**Brano citato:**
Almaviva, Usb: 113 trasferimenti da Roma a Catania, ora sciopero

Sindacati: “il trasferimento è il tentativo di Almaviva di mascherarne il licenziamento”

L’Unione sindacale di base (Usb) ritiene “grave” la decisione dei Almaviva di trasferire da Roma alla sede di Catania, da domani, 113 lavoratori che si erano visti dare ragione dai tribunali nelle cause avviate dopo il licenziamento di 1.666 dipendenti il 29 dicembre 2016.

“Alle condanne Almaviva risponde ora con trasferimenti punitivi”, dice l’Usb che ha proclamato lo sciopero per tutto il personale a cui è stato comunicato il trasferimento presso la sede di Catania.

“Contestiamo con forza la decisione della proprietà Almaviva di ignorare tutti i dispositivi giudiziari, che l’hanno vista
condannata a reintegrare su Roma i lavoratori licenziati,
condanne inflitte per il carattere discriminatorio, illegittimo e
antisindacale della procedura di licenziamento – si legge in una nota – licenziamenti avviati dopo il rifiuto di sottoscrivere un accordo che tagliava i già magri stipendi, aumentava la
flessibilità e il controllo a distanza e posticipava i
licenziamenti di 3 mesi. Le motivazioni delle sentenze trovano
tristemente conferma nel trasferimento illegittimamente ingiunto in questi giorni ai 113 lavoratori.

(Elementi del dataset archiviati)
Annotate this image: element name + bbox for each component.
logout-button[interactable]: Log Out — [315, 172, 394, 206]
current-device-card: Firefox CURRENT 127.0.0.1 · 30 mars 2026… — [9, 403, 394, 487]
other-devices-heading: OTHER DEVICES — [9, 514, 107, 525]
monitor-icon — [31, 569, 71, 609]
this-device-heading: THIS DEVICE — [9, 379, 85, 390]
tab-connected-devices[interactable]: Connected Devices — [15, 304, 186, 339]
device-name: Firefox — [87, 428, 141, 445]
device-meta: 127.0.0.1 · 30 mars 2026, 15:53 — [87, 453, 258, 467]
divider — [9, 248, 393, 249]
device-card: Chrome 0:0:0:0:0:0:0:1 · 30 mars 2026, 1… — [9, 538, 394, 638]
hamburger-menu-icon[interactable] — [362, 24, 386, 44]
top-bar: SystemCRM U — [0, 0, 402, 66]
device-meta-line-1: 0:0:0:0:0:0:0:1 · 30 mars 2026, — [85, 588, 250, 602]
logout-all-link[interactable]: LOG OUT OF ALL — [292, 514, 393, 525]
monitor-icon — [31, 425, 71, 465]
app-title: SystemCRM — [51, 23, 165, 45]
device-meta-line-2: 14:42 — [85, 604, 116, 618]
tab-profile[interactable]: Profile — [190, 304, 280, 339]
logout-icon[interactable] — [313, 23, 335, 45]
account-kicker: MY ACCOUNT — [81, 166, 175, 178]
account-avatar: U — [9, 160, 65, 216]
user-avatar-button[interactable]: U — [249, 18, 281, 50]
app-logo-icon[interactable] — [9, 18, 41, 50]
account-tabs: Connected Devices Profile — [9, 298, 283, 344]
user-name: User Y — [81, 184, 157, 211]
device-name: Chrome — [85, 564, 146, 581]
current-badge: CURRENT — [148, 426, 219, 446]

**Consegne di lavoro:**
a) Elenca tutti gli aggettivi con cui l'articolo su Almaviva qualifica la procedura di licenziamento.
b) Prosegui l'articolo su Almaviva dopo l'ultima frase riportata.

**Risposte in ordine:**
a) discriminatorio, illegittimo, antisindacale

b)
Riteniamo palese che il trasferimento a Catania sia il tentativo
di Almaviva di mascherarne il licenziamento. Chiediamo il
rispetto dei dispositivi giudiziari e della relativa reintegra su
Roma. Sosteniamo che le potenzialità tecniche e le commesse, in buona parte statali, entrate nel portafoglio ordini di Almaviva fanno venir meno le ragioni stesse della procedura di trasferimento e dei licenziamenti”.